WORK TO DO |
**a.** In the ACS assessment thread, reproduce everything from "Company 2: From" down to "those to ACS.?", substituting "Domain Specialist" for "Subject Matter Expert".
**b.** Answer these questions from the ACS assessment thread:
(i) What age does sheiky give?
(ii) In which month does sheiky plan to visit India?
(iii) What job title did sheiky hold at Company 3?
**c.** Translate this sentence from the ACS assessment thread into Spanish: "I will be visiting India in July to arrange the SD in person and get it notarized in stamp papers."

== PASSAGE ==

# Advice needed for ACS assessment for ANZSCO 263111- COMPUTER NETWORK AND SYSTEMS ENG



## sheiky (Mar 1, 2016)

I am new to this forum and watching all the topics regarding immigrating to Australia.
I am going to apply for ACS this week for ANZSCO 263111: COMPUTER NETWORK AND SYSTEMS ENGINEER.

My details are given below:

Age: 35
Degree: M.Sc Computer Science and B.Sc Computer Science

Work Exp:
Company 1: From Nov 2004 to Oct 2005 (1 year) as Technical Support Executive (Not Claiming for ACS points)

Company 2: From Nov 2005 to June 2008 (2.8 Years) Subject Matter Expert (Not Claiming for ACS points)

Company 3: From July 2008 to Present (7.8 Years) IT Systems Engineer (Claiming for ACS points, ANZSCO 263111)

I will be getting Statutory Declaration from my Colleague after ACS assessment from Company 1 and Company 2 as R&R is not available in the Experience letter.

Question 1: I am not going to claim points for Company 1 & 2. Do I have to mandatory inform these work experience and submit the details of those to ACS.?

Question 2: Will my B.Sc and M.Sc Comp Sci degree considered as ICT Major.?

I need your expert advise on this regard. Thanks in Advance.


----------



## Sansu83 (May 24, 2015)

sheiky said:


> I am new to this forum and watching all the topics regarding immigrating to Australia.
> I am going to apply for ACS this week for ANZSCO 263111: COMPUTER NETWORK AND SYSTEMS ENGINEER.
> 
> My details are given below:
> ...


I won't call myself expert. However, I would try to answer as I have gone through ACS process
To answer your question 1 
I would suggest adding that work experience to your ACS application supporting with SD & other docs such as pay slips because you will get points to your relevant work experience which ACS finds closest to your job code & qualification.
To answer your 2nd question
Yes, I am pretty sure Computer science would be considered as ICT major in relation to your job code and work experience.


----------



## sheiky (Mar 1, 2016)

Thanks for your advice Sansu. I will be visiting India in July to arrange the SD in person and get it notarized in stamp papers. That is also the reason I was thinking to ignore the Company 1 & 2 experiences. I also find the past exp R&R are not relevant to the job code 263111 as it is tech support work.

Though they deduct 2 yrs from my current job exp if they consider as ICT Major, will I will be getting the positive assessment by presenting the current exp only.?



Sansu83 said:


> I won't call myself expert. However, I would try to answer as I have gone through ACS process
> To answer your question 1
> I would suggest adding that work experience to your ACS application supporting with SD & other docs such as pay slips because you will get points to your relevant work experience which ACS finds closest to your job code & qualification.
> To answer your 2nd question
> Yes, I am pretty sure Computer science would be considered as ICT major in relation to your job code and work experience.

===
== PROVIDED DATA ==

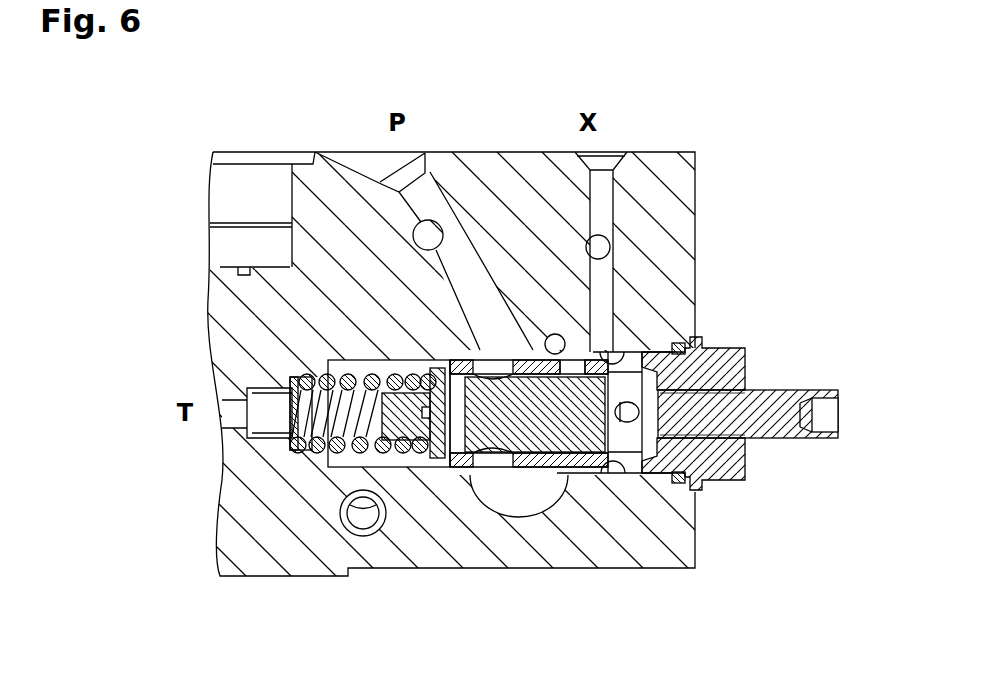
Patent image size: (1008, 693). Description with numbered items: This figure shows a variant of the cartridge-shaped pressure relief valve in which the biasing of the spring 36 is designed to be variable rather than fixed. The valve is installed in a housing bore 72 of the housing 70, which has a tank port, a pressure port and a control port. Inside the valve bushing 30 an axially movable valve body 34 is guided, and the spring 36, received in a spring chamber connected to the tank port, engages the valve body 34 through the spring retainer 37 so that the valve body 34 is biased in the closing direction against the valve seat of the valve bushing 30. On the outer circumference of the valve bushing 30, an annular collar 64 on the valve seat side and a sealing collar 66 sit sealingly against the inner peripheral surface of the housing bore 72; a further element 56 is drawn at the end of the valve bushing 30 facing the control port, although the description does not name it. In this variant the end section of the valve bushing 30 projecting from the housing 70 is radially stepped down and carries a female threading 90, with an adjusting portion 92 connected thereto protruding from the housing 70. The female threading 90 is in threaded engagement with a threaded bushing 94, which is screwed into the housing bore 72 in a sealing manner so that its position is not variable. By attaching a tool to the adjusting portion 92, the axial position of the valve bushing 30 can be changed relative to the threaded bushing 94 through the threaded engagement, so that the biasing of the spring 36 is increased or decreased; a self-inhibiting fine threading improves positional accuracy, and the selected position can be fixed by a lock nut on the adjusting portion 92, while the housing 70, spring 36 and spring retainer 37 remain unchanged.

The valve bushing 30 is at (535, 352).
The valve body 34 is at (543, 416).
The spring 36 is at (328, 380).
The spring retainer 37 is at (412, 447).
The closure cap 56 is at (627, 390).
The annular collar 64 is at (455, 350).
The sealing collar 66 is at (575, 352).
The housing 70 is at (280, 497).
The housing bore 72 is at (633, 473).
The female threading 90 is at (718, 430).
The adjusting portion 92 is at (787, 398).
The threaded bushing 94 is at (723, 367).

===

ANSWERS PER TASK |
**a.**
Company 2: From Nov 2005 to June 2008 (2.8 Years) Domain Specialist (Not Claiming for ACS points)

Company 3: From July 2008 to Present (7.8 Years) IT Systems Engineer (Claiming for ACS points, ANZSCO 263111)

I will be getting Statutory Declaration from my Colleague after ACS assessment from Company 1 and Company 2 as R&R is not available in the Experience letter.

Question 1: I am not going to claim points for Company 1 & 2. Do I have to mandatory inform these work experience and submit the details of those to ACS.?

**b.**
(i) 35
(ii) July
(iii) IT Systems Engineer

**c.** Visitaré la India en julio para gestionar la SD en persona y hacerla certificar ante notario en papel timbrado.